Directions for this task
Copy out all the entries word for word.

## Start Records for processing

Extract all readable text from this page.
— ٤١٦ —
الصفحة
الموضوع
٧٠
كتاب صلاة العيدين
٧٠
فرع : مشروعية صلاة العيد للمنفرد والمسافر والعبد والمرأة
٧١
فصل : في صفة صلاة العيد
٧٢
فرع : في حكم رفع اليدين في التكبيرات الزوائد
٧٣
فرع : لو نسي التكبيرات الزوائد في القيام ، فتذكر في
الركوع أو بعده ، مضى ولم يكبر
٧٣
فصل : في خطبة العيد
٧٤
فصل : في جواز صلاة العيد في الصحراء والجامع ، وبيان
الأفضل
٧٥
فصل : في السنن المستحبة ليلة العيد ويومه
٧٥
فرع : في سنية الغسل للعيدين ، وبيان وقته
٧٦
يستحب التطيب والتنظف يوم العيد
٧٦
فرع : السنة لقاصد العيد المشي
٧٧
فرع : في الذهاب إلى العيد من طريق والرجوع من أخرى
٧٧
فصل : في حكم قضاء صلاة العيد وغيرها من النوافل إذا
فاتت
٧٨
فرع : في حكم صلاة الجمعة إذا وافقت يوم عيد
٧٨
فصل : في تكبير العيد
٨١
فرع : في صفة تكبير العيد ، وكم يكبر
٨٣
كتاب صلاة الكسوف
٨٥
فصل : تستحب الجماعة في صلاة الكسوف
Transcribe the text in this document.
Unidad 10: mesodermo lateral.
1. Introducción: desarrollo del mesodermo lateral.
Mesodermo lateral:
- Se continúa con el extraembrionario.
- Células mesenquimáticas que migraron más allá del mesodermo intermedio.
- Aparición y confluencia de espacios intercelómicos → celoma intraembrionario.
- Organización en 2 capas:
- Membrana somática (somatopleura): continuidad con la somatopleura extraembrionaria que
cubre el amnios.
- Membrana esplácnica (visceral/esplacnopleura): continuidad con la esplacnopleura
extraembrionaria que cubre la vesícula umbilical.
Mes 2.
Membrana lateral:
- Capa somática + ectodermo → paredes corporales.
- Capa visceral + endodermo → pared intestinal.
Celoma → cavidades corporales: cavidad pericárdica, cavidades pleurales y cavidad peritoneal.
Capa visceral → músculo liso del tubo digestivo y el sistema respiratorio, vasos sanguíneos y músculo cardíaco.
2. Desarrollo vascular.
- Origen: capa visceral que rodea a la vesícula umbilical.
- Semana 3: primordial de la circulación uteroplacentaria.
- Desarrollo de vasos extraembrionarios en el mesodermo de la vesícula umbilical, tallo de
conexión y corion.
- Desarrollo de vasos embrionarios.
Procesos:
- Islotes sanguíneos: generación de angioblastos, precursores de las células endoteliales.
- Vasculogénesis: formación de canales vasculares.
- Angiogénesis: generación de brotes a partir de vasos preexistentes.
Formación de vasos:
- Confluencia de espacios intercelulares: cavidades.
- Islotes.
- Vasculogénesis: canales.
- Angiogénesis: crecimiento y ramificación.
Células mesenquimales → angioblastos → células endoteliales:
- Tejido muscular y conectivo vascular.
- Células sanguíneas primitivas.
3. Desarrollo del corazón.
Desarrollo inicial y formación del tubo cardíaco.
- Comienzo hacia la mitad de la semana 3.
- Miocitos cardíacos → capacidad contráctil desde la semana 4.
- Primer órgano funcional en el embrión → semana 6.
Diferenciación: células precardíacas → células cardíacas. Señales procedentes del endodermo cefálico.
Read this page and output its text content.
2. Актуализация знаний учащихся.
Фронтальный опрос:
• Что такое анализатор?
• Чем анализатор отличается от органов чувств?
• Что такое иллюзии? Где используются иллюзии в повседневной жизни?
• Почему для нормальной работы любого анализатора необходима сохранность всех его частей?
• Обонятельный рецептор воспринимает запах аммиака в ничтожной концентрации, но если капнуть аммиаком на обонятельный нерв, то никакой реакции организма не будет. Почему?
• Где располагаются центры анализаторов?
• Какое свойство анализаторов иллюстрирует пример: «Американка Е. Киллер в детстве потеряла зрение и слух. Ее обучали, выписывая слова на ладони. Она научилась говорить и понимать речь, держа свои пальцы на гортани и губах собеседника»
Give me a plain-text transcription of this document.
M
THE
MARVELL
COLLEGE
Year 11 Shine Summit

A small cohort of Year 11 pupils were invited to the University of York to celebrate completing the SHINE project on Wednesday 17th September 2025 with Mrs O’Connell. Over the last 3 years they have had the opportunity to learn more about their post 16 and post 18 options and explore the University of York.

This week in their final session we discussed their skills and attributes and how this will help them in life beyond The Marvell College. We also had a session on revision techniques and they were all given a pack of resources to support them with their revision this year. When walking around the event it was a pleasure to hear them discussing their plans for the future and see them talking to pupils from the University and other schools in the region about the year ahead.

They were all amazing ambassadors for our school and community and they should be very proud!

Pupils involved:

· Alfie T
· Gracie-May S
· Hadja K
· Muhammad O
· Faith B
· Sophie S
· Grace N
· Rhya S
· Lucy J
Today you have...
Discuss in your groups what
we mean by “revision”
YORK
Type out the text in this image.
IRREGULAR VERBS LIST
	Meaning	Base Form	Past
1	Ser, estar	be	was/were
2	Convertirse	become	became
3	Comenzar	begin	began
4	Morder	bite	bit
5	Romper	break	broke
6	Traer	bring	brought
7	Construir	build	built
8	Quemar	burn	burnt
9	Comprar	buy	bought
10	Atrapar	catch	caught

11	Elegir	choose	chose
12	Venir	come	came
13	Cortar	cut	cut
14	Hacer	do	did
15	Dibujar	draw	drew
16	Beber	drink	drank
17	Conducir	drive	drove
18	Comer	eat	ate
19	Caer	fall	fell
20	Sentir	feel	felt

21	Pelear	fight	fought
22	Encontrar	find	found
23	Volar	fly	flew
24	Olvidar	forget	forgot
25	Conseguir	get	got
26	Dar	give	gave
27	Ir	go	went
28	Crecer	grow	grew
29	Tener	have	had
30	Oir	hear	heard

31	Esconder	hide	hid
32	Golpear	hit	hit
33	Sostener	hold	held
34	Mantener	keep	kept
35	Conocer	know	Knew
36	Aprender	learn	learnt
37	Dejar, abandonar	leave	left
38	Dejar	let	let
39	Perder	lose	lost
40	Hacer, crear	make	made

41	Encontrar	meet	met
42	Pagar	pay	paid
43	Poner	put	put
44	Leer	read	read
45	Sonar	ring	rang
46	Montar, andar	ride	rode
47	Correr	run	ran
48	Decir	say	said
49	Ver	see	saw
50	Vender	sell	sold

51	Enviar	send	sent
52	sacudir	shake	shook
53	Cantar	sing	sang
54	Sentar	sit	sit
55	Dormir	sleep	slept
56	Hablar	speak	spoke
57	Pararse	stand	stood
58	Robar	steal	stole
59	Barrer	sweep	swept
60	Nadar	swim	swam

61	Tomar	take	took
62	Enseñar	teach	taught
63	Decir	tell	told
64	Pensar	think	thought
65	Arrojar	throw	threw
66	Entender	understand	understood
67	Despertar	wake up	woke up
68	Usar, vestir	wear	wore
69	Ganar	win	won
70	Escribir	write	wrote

## End Records for processing

Reply to the task
Extract all readable text from this page.
— ٤١٦ —
الصفحة
الموضوع
٧٠
كتاب صلاة العيدين
٧٠
فرع : مشروعية صلاة العيد للمنفرد والمسافر والعبد والمرأة
٧١
فصل : في صفة صلاة العيد
٧٢
فرع : في حكم رفع اليدين في التكبيرات الزوائد
٧٣
فرع : لو نسي التكبيرات الزوائد في القيام ، فتذكر في
الركوع أو بعده ، مضى ولم يكبر
٧٣
فصل : في خطبة العيد
٧٤
فصل : في جواز صلاة العيد في الصحراء والجامع ، وبيان
الأفضل
٧٥
فصل : في السنن المستحبة ليلة العيد ويومه
٧٥
فرع : في سنية الغسل للعيدين ، وبيان وقته
٧٦
يستحب التطيب والتنظف يوم العيد
٧٦
فرع : السنة لقاصد العيد المشي
٧٧
فرع : في الذهاب إلى العيد من طريق والرجوع من أخرى
٧٧
فصل : في حكم قضاء صلاة العيد وغيرها من النوافل إذا
فاتت
٧٨
فرع : في حكم صلاة الجمعة إذا وافقت يوم عيد
٧٨
فصل : في تكبير العيد
٨١
فرع : في صفة تكبير العيد ، وكم يكبر
٨٣
كتاب صلاة الكسوف
٨٥
فصل : تستحب الجماعة في صلاة الكسوف
Transcribe the text in this document.
Unidad 10: mesodermo lateral.
1. Introducción: desarrollo del mesodermo lateral.
Mesodermo lateral:
- Se continúa con el extraembrionario.
- Células mesenquimáticas que migraron más allá del mesodermo intermedio.
- Aparición y confluencia de espacios intercelómicos → celoma intraembrionario.
- Organización en 2 capas:
- Membrana somática (somatopleura): continuidad con la somatopleura extraembrionaria que
cubre el amnios.
- Membrana esplácnica (visceral/esplacnopleura): continuidad con la esplacnopleura
extraembrionaria que cubre la vesícula umbilical.
Mes 2.
Membrana lateral:
- Capa somática + ectodermo → paredes corporales.
- Capa visceral + endodermo → pared intestinal.
Celoma → cavidades corporales: cavidad pericárdica, cavidades pleurales y cavidad peritoneal.
Capa visceral → músculo liso del tubo digestivo y el sistema respiratorio, vasos sanguíneos y músculo cardíaco.
2. Desarrollo vascular.
- Origen: capa visceral que rodea a la vesícula umbilical.
- Semana 3: primordial de la circulación uteroplacentaria.
- Desarrollo de vasos extraembrionarios en el mesodermo de la vesícula umbilical, tallo de
conexión y corion.
- Desarrollo de vasos embrionarios.
Procesos:
- Islotes sanguíneos: generación de angioblastos, precursores de las células endoteliales.
- Vasculogénesis: formación de canales vasculares.
- Angiogénesis: generación de brotes a partir de vasos preexistentes.
Formación de vasos:
- Confluencia de espacios intercelulares: cavidades.
- Islotes.
- Vasculogénesis: canales.
- Angiogénesis: crecimiento y ramificación.
Células mesenquimales → angioblastos → células endoteliales:
- Tejido muscular y conectivo vascular.
- Células sanguíneas primitivas.
3. Desarrollo del corazón.
Desarrollo inicial y formación del tubo cardíaco.
- Comienzo hacia la mitad de la semana 3.
- Miocitos cardíacos → capacidad contráctil desde la semana 4.
- Primer órgano funcional en el embrión → semana 6.
Diferenciación: células precardíacas → células cardíacas. Señales procedentes del endodermo cefálico.
Read this page and output its text content.
2. Актуализация знаний учащихся.
Фронтальный опрос:
• Что такое анализатор?
• Чем анализатор отличается от органов чувств?
• Что такое иллюзии? Где используются иллюзии в повседневной жизни?
• Почему для нормальной работы любого анализатора необходима сохранность всех его частей?
• Обонятельный рецептор воспринимает запах аммиака в ничтожной концентрации, но если капнуть аммиаком на обонятельный нерв, то никакой реакции организма не будет. Почему?
• Где располагаются центры анализаторов?
• Какое свойство анализаторов иллюстрирует пример: «Американка Е. Киллер в детстве потеряла зрение и слух. Ее обучали, выписывая слова на ладони. Она научилась говорить и понимать речь, держа свои пальцы на гортани и губах собеседника»
Give me a plain-text transcription of this document.
M
THE
MARVELL
COLLEGE
Year 11 Shine Summit

A small cohort of Year 11 pupils were invited to the University of York to celebrate completing the SHINE project on Wednesday 17th September 2025 with Mrs O’Connell. Over the last 3 years they have had the opportunity to learn more about their post 16 and post 18 options and explore the University of York.

This week in their final session we discussed their skills and attributes and how this will help them in life beyond The Marvell College. We also had a session on revision techniques and they were all given a pack of resources to support them with their revision this year. When walking around the event it was a pleasure to hear them discussing their plans for the future and see them talking to pupils from the University and other schools in the region about the year ahead.

They were all amazing ambassadors for our school and community and they should be very proud!

Pupils involved:

· Alfie T
· Gracie-May S
· Hadja K
· Muhammad O
· Faith B
· Sophie S
· Grace N
· Rhya S
· Lucy J
Today you have...
Discuss in your groups what
we mean by “revision”
YORK
Type out the text in this image.
IRREGULAR VERBS LIST
	Meaning	Base Form	Past
1	Ser, estar	be	was/were
2	Convertirse	become	became
3	Comenzar	begin	began
4	Morder	bite	bit
5	Romper	break	broke
6	Traer	bring	brought
7	Construir	build	built
8	Quemar	burn	burnt
9	Comprar	buy	bought
10	Atrapar	catch	caught

11	Elegir	choose	chose
12	Venir	come	came
13	Cortar	cut	cut
14	Hacer	do	did
15	Dibujar	draw	drew
16	Beber	drink	drank
17	Conducir	drive	drove
18	Comer	eat	ate
19	Caer	fall	fell
20	Sentir	feel	felt

21	Pelear	fight	fought
22	Encontrar	find	found
23	Volar	fly	flew
24	Olvidar	forget	forgot
25	Conseguir	get	got
26	Dar	give	gave
27	Ir	go	went
28	Crecer	grow	grew
29	Tener	have	had
30	Oir	hear	heard

31	Esconder	hide	hid
32	Golpear	hit	hit
33	Sostener	hold	held
34	Mantener	keep	kept
35	Conocer	know	Knew
36	Aprender	learn	learnt
37	Dejar, abandonar	leave	left
38	Dejar	let	let
39	Perder	lose	lost
40	Hacer, crear	make	made

41	Encontrar	meet	met
42	Pagar	pay	paid
43	Poner	put	put
44	Leer	read	read
45	Sonar	ring	rang
46	Montar, andar	ride	rode
47	Correr	run	ran
48	Decir	say	said
49	Ver	see	saw
50	Vender	sell	sold

51	Enviar	send	sent
52	sacudir	shake	shook
53	Cantar	sing	sang
54	Sentar	sit	sit
55	Dormir	sleep	slept
56	Hablar	speak	spoke
57	Pararse	stand	stood
58	Robar	steal	stole
59	Barrer	sweep	swept
60	Nadar	swim	swam

61	Tomar	take	took
62	Enseñar	teach	taught
63	Decir	tell	told
64	Pensar	think	thought
65	Arrojar	throw	threw
66	Entender	understand	understood
67	Despertar	wake up	woke up
68	Usar, vestir	wear	wore
69	Ganar	win	won
70	Escribir	write	wrote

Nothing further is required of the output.